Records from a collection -
*-*-*

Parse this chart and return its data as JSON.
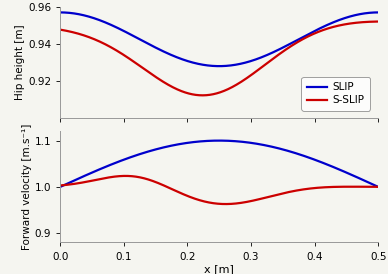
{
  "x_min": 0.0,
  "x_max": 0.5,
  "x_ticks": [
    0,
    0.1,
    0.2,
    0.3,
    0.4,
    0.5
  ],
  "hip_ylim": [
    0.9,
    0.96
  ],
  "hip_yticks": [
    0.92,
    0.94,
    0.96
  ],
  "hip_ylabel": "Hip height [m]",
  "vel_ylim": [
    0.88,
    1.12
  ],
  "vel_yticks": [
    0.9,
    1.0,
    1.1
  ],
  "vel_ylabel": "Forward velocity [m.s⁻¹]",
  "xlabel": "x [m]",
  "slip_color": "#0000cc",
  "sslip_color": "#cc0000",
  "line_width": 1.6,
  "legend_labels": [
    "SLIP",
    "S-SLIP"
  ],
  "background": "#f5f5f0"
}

*-*-*

Work to do - The records above are to be restated exactly, without their pictures.

Expected answer -
Parse this chart and return its data as JSON.
{
  "x_min": 0.0,
  "x_max": 0.5,
  "x_ticks": [
    0,
    0.1,
    0.2,
    0.3,
    0.4,
    0.5
  ],
  "hip_ylim": [
    0.9,
    0.96
  ],
  "hip_yticks": [
    0.92,
    0.94,
    0.96
  ],
  "hip_ylabel": "Hip height [m]",
  "vel_ylim": [
    0.88,
    1.12
  ],
  "vel_yticks": [
    0.9,
    1.0,
    1.1
  ],
  "vel_ylabel": "Forward velocity [m.s⁻¹]",
  "xlabel": "x [m]",
  "slip_color": "#0000cc",
  "sslip_color": "#cc0000",
  "line_width": 1.6,
  "legend_labels": [
    "SLIP",
    "S-SLIP"
  ],
  "background": "#f5f5f0"
}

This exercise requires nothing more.